• _Problem_: Every line with the word "color" in it should be extracted from the data that follows.

• _The records_:
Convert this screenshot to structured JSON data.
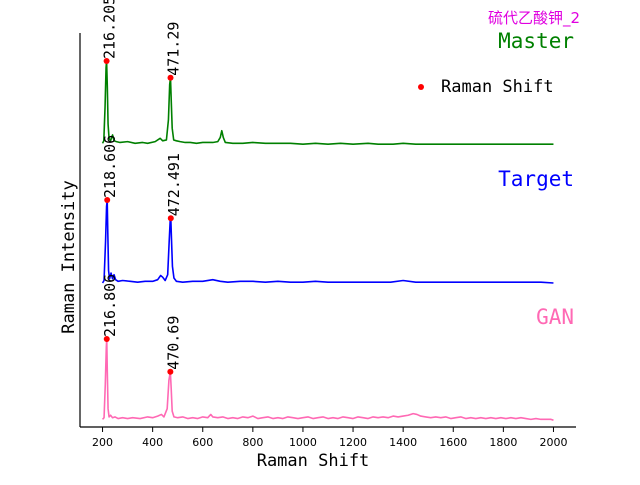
{
  "chart_data": {
    "type": "line",
    "title": "硫代乙酸钾_2",
    "xlabel": "Raman Shift",
    "ylabel": "Raman Intensity",
    "xlim": [
      110,
      2090
    ],
    "x_ticks": [
      200,
      400,
      600,
      800,
      1000,
      1200,
      1400,
      1600,
      1800,
      2000
    ],
    "grid": false,
    "legend": {
      "label": "Raman Shift",
      "position": "top-right"
    },
    "series": [
      {
        "name": "Master",
        "color": "#008000",
        "peaks": [
          {
            "x": 216.205,
            "label": "216.205"
          },
          {
            "x": 471.29,
            "label": "471.29"
          }
        ],
        "points": [
          [
            200,
            0.02
          ],
          [
            205,
            0.05
          ],
          [
            210,
            0.45
          ],
          [
            214,
            0.92
          ],
          [
            216.205,
            1.0
          ],
          [
            219,
            0.7
          ],
          [
            222,
            0.25
          ],
          [
            226,
            0.08
          ],
          [
            232,
            0.05
          ],
          [
            240,
            0.12
          ],
          [
            246,
            0.05
          ],
          [
            255,
            0.04
          ],
          [
            270,
            0.03
          ],
          [
            300,
            0.04
          ],
          [
            330,
            0.02
          ],
          [
            360,
            0.03
          ],
          [
            380,
            0.02
          ],
          [
            410,
            0.04
          ],
          [
            430,
            0.08
          ],
          [
            440,
            0.05
          ],
          [
            455,
            0.06
          ],
          [
            463,
            0.3
          ],
          [
            468,
            0.72
          ],
          [
            471.29,
            0.8
          ],
          [
            474,
            0.55
          ],
          [
            478,
            0.2
          ],
          [
            484,
            0.06
          ],
          [
            495,
            0.05
          ],
          [
            510,
            0.04
          ],
          [
            530,
            0.03
          ],
          [
            550,
            0.03
          ],
          [
            575,
            0.02
          ],
          [
            600,
            0.03
          ],
          [
            640,
            0.03
          ],
          [
            660,
            0.04
          ],
          [
            670,
            0.09
          ],
          [
            676,
            0.17
          ],
          [
            682,
            0.09
          ],
          [
            690,
            0.03
          ],
          [
            720,
            0.02
          ],
          [
            760,
            0.02
          ],
          [
            800,
            0.03
          ],
          [
            850,
            0.02
          ],
          [
            900,
            0.02
          ],
          [
            950,
            0.02
          ],
          [
            1000,
            0.01
          ],
          [
            1050,
            0.02
          ],
          [
            1100,
            0.01
          ],
          [
            1150,
            0.02
          ],
          [
            1200,
            0.01
          ],
          [
            1260,
            0.02
          ],
          [
            1300,
            0.01
          ],
          [
            1360,
            0.01
          ],
          [
            1400,
            0.02
          ],
          [
            1450,
            0.01
          ],
          [
            1500,
            0.01
          ],
          [
            1560,
            0.01
          ],
          [
            1600,
            0.01
          ],
          [
            1650,
            0.01
          ],
          [
            1700,
            0.01
          ],
          [
            1750,
            0.01
          ],
          [
            1800,
            0.01
          ],
          [
            1850,
            0.01
          ],
          [
            1900,
            0.01
          ],
          [
            1950,
            0.01
          ],
          [
            2000,
            0.01
          ]
        ]
      },
      {
        "name": "Target",
        "color": "#0000ff",
        "peaks": [
          {
            "x": 218.606,
            "label": "218.606"
          },
          {
            "x": 472.491,
            "label": "472.491"
          }
        ],
        "points": [
          [
            200,
            0.0
          ],
          [
            206,
            0.03
          ],
          [
            212,
            0.5
          ],
          [
            216,
            0.92
          ],
          [
            218.606,
            1.0
          ],
          [
            221,
            0.6
          ],
          [
            224,
            0.15
          ],
          [
            228,
            0.05
          ],
          [
            234,
            0.12
          ],
          [
            240,
            0.05
          ],
          [
            246,
            0.1
          ],
          [
            252,
            0.04
          ],
          [
            262,
            0.02
          ],
          [
            280,
            0.03
          ],
          [
            310,
            0.02
          ],
          [
            340,
            0.01
          ],
          [
            370,
            0.02
          ],
          [
            400,
            0.02
          ],
          [
            420,
            0.04
          ],
          [
            432,
            0.09
          ],
          [
            440,
            0.07
          ],
          [
            450,
            0.03
          ],
          [
            460,
            0.1
          ],
          [
            466,
            0.5
          ],
          [
            470,
            0.75
          ],
          [
            472.491,
            0.78
          ],
          [
            475,
            0.55
          ],
          [
            479,
            0.2
          ],
          [
            485,
            0.06
          ],
          [
            495,
            0.02
          ],
          [
            520,
            0.01
          ],
          [
            560,
            0.02
          ],
          [
            600,
            0.02
          ],
          [
            640,
            0.04
          ],
          [
            670,
            0.02
          ],
          [
            700,
            0.01
          ],
          [
            750,
            0.02
          ],
          [
            800,
            0.02
          ],
          [
            850,
            0.01
          ],
          [
            900,
            0.02
          ],
          [
            950,
            0.01
          ],
          [
            1000,
            0.01
          ],
          [
            1050,
            0.02
          ],
          [
            1100,
            0.01
          ],
          [
            1150,
            0.01
          ],
          [
            1200,
            0.01
          ],
          [
            1250,
            0.01
          ],
          [
            1300,
            0.01
          ],
          [
            1350,
            0.01
          ],
          [
            1400,
            0.03
          ],
          [
            1450,
            0.01
          ],
          [
            1500,
            0.01
          ],
          [
            1550,
            0.01
          ],
          [
            1600,
            0.01
          ],
          [
            1650,
            0.01
          ],
          [
            1700,
            0.01
          ],
          [
            1750,
            0.01
          ],
          [
            1800,
            0.01
          ],
          [
            1850,
            0.01
          ],
          [
            1900,
            0.01
          ],
          [
            1950,
            0.01
          ],
          [
            2000,
            0.0
          ]
        ]
      },
      {
        "name": "GAN",
        "color": "#ff69b4",
        "peaks": [
          {
            "x": 216.806,
            "label": "216.806"
          },
          {
            "x": 470.69,
            "label": "470.69"
          }
        ],
        "points": [
          [
            200,
            0.02
          ],
          [
            206,
            0.04
          ],
          [
            211,
            0.45
          ],
          [
            215,
            0.9
          ],
          [
            216.806,
            1.0
          ],
          [
            219,
            0.6
          ],
          [
            222,
            0.15
          ],
          [
            226,
            0.05
          ],
          [
            232,
            0.07
          ],
          [
            240,
            0.04
          ],
          [
            250,
            0.05
          ],
          [
            262,
            0.03
          ],
          [
            280,
            0.04
          ],
          [
            300,
            0.03
          ],
          [
            320,
            0.04
          ],
          [
            350,
            0.03
          ],
          [
            380,
            0.05
          ],
          [
            400,
            0.04
          ],
          [
            420,
            0.06
          ],
          [
            435,
            0.08
          ],
          [
            445,
            0.05
          ],
          [
            458,
            0.15
          ],
          [
            465,
            0.5
          ],
          [
            470.69,
            0.6
          ],
          [
            474,
            0.4
          ],
          [
            478,
            0.12
          ],
          [
            485,
            0.05
          ],
          [
            500,
            0.04
          ],
          [
            520,
            0.05
          ],
          [
            540,
            0.03
          ],
          [
            560,
            0.04
          ],
          [
            580,
            0.03
          ],
          [
            600,
            0.05
          ],
          [
            620,
            0.04
          ],
          [
            632,
            0.08
          ],
          [
            640,
            0.05
          ],
          [
            660,
            0.04
          ],
          [
            680,
            0.05
          ],
          [
            700,
            0.03
          ],
          [
            720,
            0.04
          ],
          [
            740,
            0.03
          ],
          [
            760,
            0.05
          ],
          [
            780,
            0.04
          ],
          [
            800,
            0.06
          ],
          [
            820,
            0.03
          ],
          [
            840,
            0.04
          ],
          [
            860,
            0.05
          ],
          [
            880,
            0.03
          ],
          [
            900,
            0.04
          ],
          [
            920,
            0.03
          ],
          [
            940,
            0.05
          ],
          [
            960,
            0.04
          ],
          [
            980,
            0.03
          ],
          [
            1000,
            0.04
          ],
          [
            1020,
            0.05
          ],
          [
            1040,
            0.03
          ],
          [
            1060,
            0.04
          ],
          [
            1080,
            0.05
          ],
          [
            1100,
            0.03
          ],
          [
            1120,
            0.04
          ],
          [
            1140,
            0.03
          ],
          [
            1160,
            0.05
          ],
          [
            1180,
            0.04
          ],
          [
            1200,
            0.03
          ],
          [
            1220,
            0.05
          ],
          [
            1240,
            0.04
          ],
          [
            1260,
            0.03
          ],
          [
            1280,
            0.05
          ],
          [
            1300,
            0.04
          ],
          [
            1320,
            0.05
          ],
          [
            1340,
            0.04
          ],
          [
            1360,
            0.06
          ],
          [
            1380,
            0.05
          ],
          [
            1400,
            0.06
          ],
          [
            1420,
            0.07
          ],
          [
            1440,
            0.09
          ],
          [
            1455,
            0.08
          ],
          [
            1470,
            0.06
          ],
          [
            1490,
            0.05
          ],
          [
            1510,
            0.04
          ],
          [
            1530,
            0.05
          ],
          [
            1550,
            0.04
          ],
          [
            1570,
            0.05
          ],
          [
            1590,
            0.03
          ],
          [
            1610,
            0.04
          ],
          [
            1630,
            0.05
          ],
          [
            1650,
            0.03
          ],
          [
            1670,
            0.04
          ],
          [
            1690,
            0.03
          ],
          [
            1710,
            0.04
          ],
          [
            1730,
            0.03
          ],
          [
            1750,
            0.04
          ],
          [
            1770,
            0.03
          ],
          [
            1790,
            0.04
          ],
          [
            1810,
            0.03
          ],
          [
            1830,
            0.04
          ],
          [
            1850,
            0.03
          ],
          [
            1870,
            0.04
          ],
          [
            1890,
            0.03
          ],
          [
            1910,
            0.02
          ],
          [
            1930,
            0.03
          ],
          [
            1950,
            0.02
          ],
          [
            1970,
            0.02
          ],
          [
            1990,
            0.02
          ],
          [
            2000,
            0.01
          ]
        ]
      }
    ]
  }
}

• _Output of the task_:
        "color": "#008000",
        "color": "#0000ff",
        "color": "#ff69b4",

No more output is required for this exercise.